* begin *

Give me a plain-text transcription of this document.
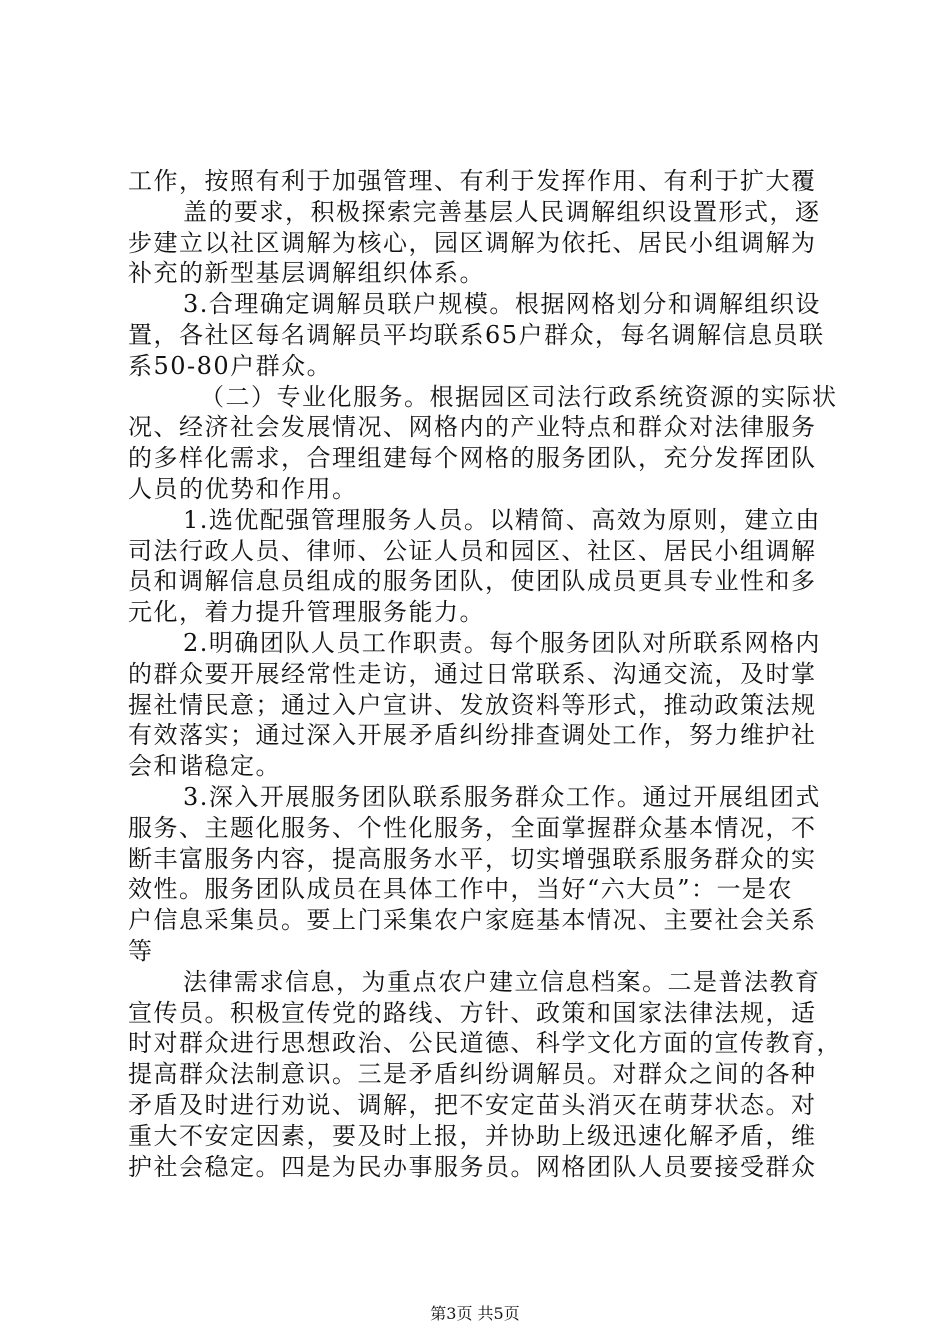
工作，按照有利于加强管理、有利于发挥作用、有利于扩大覆
盖的要求，积极探索完善基层人民调解组织设置形式，逐
步建立以社区调解为核心，园区调解为依托、居民小组调解为
补充的新型基层调解组织体系。
3.合理确定调解员联户规模。根据网格划分和调解组织设
置，各社区每名调解员平均联系65户群众，每名调解信息员联
系50-80户群众。
（二）专业化服务。根据园区司法行政系统资源的实际状
况、经济社会发展情况、网格内的产业特点和群众对法律服务
的多样化需求，合理组建每个网格的服务团队，充分发挥团队
人员的优势和作用。
1.选优配强管理服务人员。以精简、高效为原则，建立由
司法行政人员、律师、公证人员和园区、社区、居民小组调解
员和调解信息员组成的服务团队，使团队成员更具专业性和多
元化，着力提升管理服务能力。
2.明确团队人员工作职责。每个服务团队对所联系网格内
的群众要开展经常性走访，通过日常联系、沟通交流，及时掌
握社情民意；通过入户宣讲、发放资料等形式，推动政策法规
有效落实；通过深入开展矛盾纠纷排查调处工作，努力维护社
会和谐稳定。
3.深入开展服务团队联系服务群众工作。通过开展组团式
服务、主题化服务、个性化服务，全面掌握群众基本情况，不
断丰富服务内容，提高服务水平，切实增强联系服务群众的实
效性。服务团队成员在具体工作中，当好“六大员”：一是农
户信息采集员。要上门采集农户家庭基本情况、主要社会关系
等
法律需求信息，为重点农户建立信息档案。二是普法教育
宣传员。积极宣传党的路线、方针、政策和国家法律法规，适
时对群众进行思想政治、公民道德、科学文化方面的宣传教育，
提高群众法制意识。三是矛盾纠纷调解员。对群众之间的各种
矛盾及时进行劝说、调解，把不安定苗头消灭在萌芽状态。对
重大不安定因素，要及时上报，并协助上级迅速化解矛盾，维
护社会稳定。四是为民办事服务员。网格团队人员要接受群众
第3页 共5页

* end *

- Task to carry out
Every entry must be reproduced exactly, with the images left out.

- Solution
Give me a plain-text transcription of this document.
工作，按照有利于加强管理、有利于发挥作用、有利于扩大覆
盖的要求，积极探索完善基层人民调解组织设置形式，逐
步建立以社区调解为核心，园区调解为依托、居民小组调解为
补充的新型基层调解组织体系。
3.合理确定调解员联户规模。根据网格划分和调解组织设
置，各社区每名调解员平均联系65户群众，每名调解信息员联
系50-80户群众。
（二）专业化服务。根据园区司法行政系统资源的实际状
况、经济社会发展情况、网格内的产业特点和群众对法律服务
的多样化需求，合理组建每个网格的服务团队，充分发挥团队
人员的优势和作用。
1.选优配强管理服务人员。以精简、高效为原则，建立由
司法行政人员、律师、公证人员和园区、社区、居民小组调解
员和调解信息员组成的服务团队，使团队成员更具专业性和多
元化，着力提升管理服务能力。
2.明确团队人员工作职责。每个服务团队对所联系网格内
的群众要开展经常性走访，通过日常联系、沟通交流，及时掌
握社情民意；通过入户宣讲、发放资料等形式，推动政策法规
有效落实；通过深入开展矛盾纠纷排查调处工作，努力维护社
会和谐稳定。
3.深入开展服务团队联系服务群众工作。通过开展组团式
服务、主题化服务、个性化服务，全面掌握群众基本情况，不
断丰富服务内容，提高服务水平，切实增强联系服务群众的实
效性。服务团队成员在具体工作中，当好“六大员”：一是农
户信息采集员。要上门采集农户家庭基本情况、主要社会关系
等
法律需求信息，为重点农户建立信息档案。二是普法教育
宣传员。积极宣传党的路线、方针、政策和国家法律法规，适
时对群众进行思想政治、公民道德、科学文化方面的宣传教育，
提高群众法制意识。三是矛盾纠纷调解员。对群众之间的各种
矛盾及时进行劝说、调解，把不安定苗头消灭在萌芽状态。对
重大不安定因素，要及时上报，并协助上级迅速化解矛盾，维
护社会稳定。四是为民办事服务员。网格团队人员要接受群众
第3页 共5页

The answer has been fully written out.